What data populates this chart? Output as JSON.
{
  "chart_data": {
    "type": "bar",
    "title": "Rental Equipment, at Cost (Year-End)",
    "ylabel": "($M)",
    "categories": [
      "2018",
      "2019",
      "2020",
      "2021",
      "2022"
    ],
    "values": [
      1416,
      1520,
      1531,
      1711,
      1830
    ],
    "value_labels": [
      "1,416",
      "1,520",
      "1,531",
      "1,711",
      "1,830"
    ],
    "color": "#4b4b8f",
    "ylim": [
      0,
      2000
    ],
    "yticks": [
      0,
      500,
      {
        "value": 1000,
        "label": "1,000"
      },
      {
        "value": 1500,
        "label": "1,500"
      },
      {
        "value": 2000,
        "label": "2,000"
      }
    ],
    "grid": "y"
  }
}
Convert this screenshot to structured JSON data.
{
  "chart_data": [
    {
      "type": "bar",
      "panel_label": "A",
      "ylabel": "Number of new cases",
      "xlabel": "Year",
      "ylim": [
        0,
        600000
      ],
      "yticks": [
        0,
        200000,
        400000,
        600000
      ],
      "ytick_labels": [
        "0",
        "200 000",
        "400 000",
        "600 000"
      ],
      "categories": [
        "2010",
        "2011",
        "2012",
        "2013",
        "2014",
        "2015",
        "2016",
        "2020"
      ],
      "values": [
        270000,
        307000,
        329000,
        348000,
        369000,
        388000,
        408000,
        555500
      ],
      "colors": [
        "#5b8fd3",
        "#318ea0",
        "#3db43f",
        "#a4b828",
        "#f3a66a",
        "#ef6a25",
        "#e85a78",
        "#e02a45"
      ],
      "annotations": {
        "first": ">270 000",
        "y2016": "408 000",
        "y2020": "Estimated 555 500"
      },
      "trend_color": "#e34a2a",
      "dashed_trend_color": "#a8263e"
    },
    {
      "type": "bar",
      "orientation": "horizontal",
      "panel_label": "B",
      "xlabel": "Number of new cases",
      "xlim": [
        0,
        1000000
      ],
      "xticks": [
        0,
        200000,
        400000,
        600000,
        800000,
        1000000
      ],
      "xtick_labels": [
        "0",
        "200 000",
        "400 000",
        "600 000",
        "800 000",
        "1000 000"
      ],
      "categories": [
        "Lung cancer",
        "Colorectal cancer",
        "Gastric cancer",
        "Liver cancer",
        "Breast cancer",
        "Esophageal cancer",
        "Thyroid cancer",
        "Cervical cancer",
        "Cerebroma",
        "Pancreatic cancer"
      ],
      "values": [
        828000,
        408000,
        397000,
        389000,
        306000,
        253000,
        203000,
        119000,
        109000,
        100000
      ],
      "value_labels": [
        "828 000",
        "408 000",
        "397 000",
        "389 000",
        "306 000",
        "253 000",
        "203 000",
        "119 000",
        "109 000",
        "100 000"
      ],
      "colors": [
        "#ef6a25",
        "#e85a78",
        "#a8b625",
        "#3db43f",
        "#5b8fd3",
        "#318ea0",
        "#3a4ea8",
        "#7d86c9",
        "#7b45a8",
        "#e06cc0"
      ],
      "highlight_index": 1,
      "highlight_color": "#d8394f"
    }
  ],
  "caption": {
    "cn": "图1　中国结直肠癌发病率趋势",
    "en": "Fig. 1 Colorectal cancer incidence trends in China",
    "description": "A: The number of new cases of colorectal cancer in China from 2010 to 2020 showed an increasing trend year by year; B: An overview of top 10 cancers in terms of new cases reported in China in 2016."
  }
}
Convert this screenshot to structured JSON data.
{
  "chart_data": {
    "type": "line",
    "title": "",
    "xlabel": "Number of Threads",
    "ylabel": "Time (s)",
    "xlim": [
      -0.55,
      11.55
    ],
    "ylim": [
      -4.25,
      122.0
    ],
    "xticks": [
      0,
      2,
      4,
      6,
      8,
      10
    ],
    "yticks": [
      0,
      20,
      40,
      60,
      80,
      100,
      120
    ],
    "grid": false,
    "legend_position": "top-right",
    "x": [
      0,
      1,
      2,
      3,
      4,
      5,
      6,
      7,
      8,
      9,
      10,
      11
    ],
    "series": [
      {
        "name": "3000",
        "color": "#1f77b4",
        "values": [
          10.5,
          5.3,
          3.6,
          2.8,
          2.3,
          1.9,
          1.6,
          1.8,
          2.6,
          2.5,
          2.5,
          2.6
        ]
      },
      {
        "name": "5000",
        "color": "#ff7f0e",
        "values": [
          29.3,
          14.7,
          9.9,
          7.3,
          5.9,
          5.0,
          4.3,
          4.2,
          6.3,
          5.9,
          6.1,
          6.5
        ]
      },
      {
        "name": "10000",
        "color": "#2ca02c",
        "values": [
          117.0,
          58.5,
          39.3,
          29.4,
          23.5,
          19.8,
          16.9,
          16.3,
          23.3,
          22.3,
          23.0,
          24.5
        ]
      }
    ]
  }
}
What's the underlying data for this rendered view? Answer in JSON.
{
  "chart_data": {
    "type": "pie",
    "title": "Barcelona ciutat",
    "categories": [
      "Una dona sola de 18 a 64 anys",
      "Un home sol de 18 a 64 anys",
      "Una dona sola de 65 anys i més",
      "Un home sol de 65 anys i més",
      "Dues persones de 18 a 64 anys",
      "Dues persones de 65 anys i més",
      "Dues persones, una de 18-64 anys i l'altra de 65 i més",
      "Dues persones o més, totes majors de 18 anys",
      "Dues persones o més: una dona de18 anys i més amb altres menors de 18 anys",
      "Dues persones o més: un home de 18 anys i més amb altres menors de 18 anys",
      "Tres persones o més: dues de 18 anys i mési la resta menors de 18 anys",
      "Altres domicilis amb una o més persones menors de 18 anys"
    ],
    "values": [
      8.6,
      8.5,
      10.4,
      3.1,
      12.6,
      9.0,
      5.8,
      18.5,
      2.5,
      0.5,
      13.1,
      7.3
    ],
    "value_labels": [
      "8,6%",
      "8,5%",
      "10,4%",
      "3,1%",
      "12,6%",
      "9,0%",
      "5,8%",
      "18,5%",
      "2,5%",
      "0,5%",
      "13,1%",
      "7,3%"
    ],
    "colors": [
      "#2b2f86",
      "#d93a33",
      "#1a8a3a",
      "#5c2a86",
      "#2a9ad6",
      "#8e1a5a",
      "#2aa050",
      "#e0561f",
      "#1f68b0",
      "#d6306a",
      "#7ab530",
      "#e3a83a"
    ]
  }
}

_TASK BRIEF_. Set down every line of the listing above again, exactly as given.

_RESPONSE FOR THIS EXERCISE_.
What data populates this chart? Output as JSON.
{
  "chart_data": {
    "type": "bar",
    "title": "Rental Equipment, at Cost (Year-End)",
    "ylabel": "($M)",
    "categories": [
      "2018",
      "2019",
      "2020",
      "2021",
      "2022"
    ],
    "values": [
      1416,
      1520,
      1531,
      1711,
      1830
    ],
    "value_labels": [
      "1,416",
      "1,520",
      "1,531",
      "1,711",
      "1,830"
    ],
    "color": "#4b4b8f",
    "ylim": [
      0,
      2000
    ],
    "yticks": [
      0,
      500,
      {
        "value": 1000,
        "label": "1,000"
      },
      {
        "value": 1500,
        "label": "1,500"
      },
      {
        "value": 2000,
        "label": "2,000"
      }
    ],
    "grid": "y"
  }
}
Convert this screenshot to structured JSON data.
{
  "chart_data": [
    {
      "type": "bar",
      "panel_label": "A",
      "ylabel": "Number of new cases",
      "xlabel": "Year",
      "ylim": [
        0,
        600000
      ],
      "yticks": [
        0,
        200000,
        400000,
        600000
      ],
      "ytick_labels": [
        "0",
        "200 000",
        "400 000",
        "600 000"
      ],
      "categories": [
        "2010",
        "2011",
        "2012",
        "2013",
        "2014",
        "2015",
        "2016",
        "2020"
      ],
      "values": [
        270000,
        307000,
        329000,
        348000,
        369000,
        388000,
        408000,
        555500
      ],
      "colors": [
        "#5b8fd3",
        "#318ea0",
        "#3db43f",
        "#a4b828",
        "#f3a66a",
        "#ef6a25",
        "#e85a78",
        "#e02a45"
      ],
      "annotations": {
        "first": ">270 000",
        "y2016": "408 000",
        "y2020": "Estimated 555 500"
      },
      "trend_color": "#e34a2a",
      "dashed_trend_color": "#a8263e"
    },
    {
      "type": "bar",
      "orientation": "horizontal",
      "panel_label": "B",
      "xlabel": "Number of new cases",
      "xlim": [
        0,
        1000000
      ],
      "xticks": [
        0,
        200000,
        400000,
        600000,
        800000,
        1000000
      ],
      "xtick_labels": [
        "0",
        "200 000",
        "400 000",
        "600 000",
        "800 000",
        "1000 000"
      ],
      "categories": [
        "Lung cancer",
        "Colorectal cancer",
        "Gastric cancer",
        "Liver cancer",
        "Breast cancer",
        "Esophageal cancer",
        "Thyroid cancer",
        "Cervical cancer",
        "Cerebroma",
        "Pancreatic cancer"
      ],
      "values": [
        828000,
        408000,
        397000,
        389000,
        306000,
        253000,
        203000,
        119000,
        109000,
        100000
      ],
      "value_labels": [
        "828 000",
        "408 000",
        "397 000",
        "389 000",
        "306 000",
        "253 000",
        "203 000",
        "119 000",
        "109 000",
        "100 000"
      ],
      "colors": [
        "#ef6a25",
        "#e85a78",
        "#a8b625",
        "#3db43f",
        "#5b8fd3",
        "#318ea0",
        "#3a4ea8",
        "#7d86c9",
        "#7b45a8",
        "#e06cc0"
      ],
      "highlight_index": 1,
      "highlight_color": "#d8394f"
    }
  ],
  "caption": {
    "cn": "图1　中国结直肠癌发病率趋势",
    "en": "Fig. 1 Colorectal cancer incidence trends in China",
    "description": "A: The number of new cases of colorectal cancer in China from 2010 to 2020 showed an increasing trend year by year; B: An overview of top 10 cancers in terms of new cases reported in China in 2016."
  }
}
Convert this screenshot to structured JSON data.
{
  "chart_data": {
    "type": "line",
    "title": "",
    "xlabel": "Number of Threads",
    "ylabel": "Time (s)",
    "xlim": [
      -0.55,
      11.55
    ],
    "ylim": [
      -4.25,
      122.0
    ],
    "xticks": [
      0,
      2,
      4,
      6,
      8,
      10
    ],
    "yticks": [
      0,
      20,
      40,
      60,
      80,
      100,
      120
    ],
    "grid": false,
    "legend_position": "top-right",
    "x": [
      0,
      1,
      2,
      3,
      4,
      5,
      6,
      7,
      8,
      9,
      10,
      11
    ],
    "series": [
      {
        "name": "3000",
        "color": "#1f77b4",
        "values": [
          10.5,
          5.3,
          3.6,
          2.8,
          2.3,
          1.9,
          1.6,
          1.8,
          2.6,
          2.5,
          2.5,
          2.6
        ]
      },
      {
        "name": "5000",
        "color": "#ff7f0e",
        "values": [
          29.3,
          14.7,
          9.9,
          7.3,
          5.9,
          5.0,
          4.3,
          4.2,
          6.3,
          5.9,
          6.1,
          6.5
        ]
      },
      {
        "name": "10000",
        "color": "#2ca02c",
        "values": [
          117.0,
          58.5,
          39.3,
          29.4,
          23.5,
          19.8,
          16.9,
          16.3,
          23.3,
          22.3,
          23.0,
          24.5
        ]
      }
    ]
  }
}
What's the underlying data for this rendered view? Answer in JSON.
{
  "chart_data": {
    "type": "pie",
    "title": "Barcelona ciutat",
    "categories": [
      "Una dona sola de 18 a 64 anys",
      "Un home sol de 18 a 64 anys",
      "Una dona sola de 65 anys i més",
      "Un home sol de 65 anys i més",
      "Dues persones de 18 a 64 anys",
      "Dues persones de 65 anys i més",
      "Dues persones, una de 18-64 anys i l'altra de 65 i més",
      "Dues persones o més, totes majors de 18 anys",
      "Dues persones o més: una dona de18 anys i més amb altres menors de 18 anys",
      "Dues persones o més: un home de 18 anys i més amb altres menors de 18 anys",
      "Tres persones o més: dues de 18 anys i mési la resta menors de 18 anys",
      "Altres domicilis amb una o més persones menors de 18 anys"
    ],
    "values": [
      8.6,
      8.5,
      10.4,
      3.1,
      12.6,
      9.0,
      5.8,
      18.5,
      2.5,
      0.5,
      13.1,
      7.3
    ],
    "value_labels": [
      "8,6%",
      "8,5%",
      "10,4%",
      "3,1%",
      "12,6%",
      "9,0%",
      "5,8%",
      "18,5%",
      "2,5%",
      "0,5%",
      "13,1%",
      "7,3%"
    ],
    "colors": [
      "#2b2f86",
      "#d93a33",
      "#1a8a3a",
      "#5c2a86",
      "#2a9ad6",
      "#8e1a5a",
      "#2aa050",
      "#e0561f",
      "#1f68b0",
      "#d6306a",
      "#7ab530",
      "#e3a83a"
    ]
  }
}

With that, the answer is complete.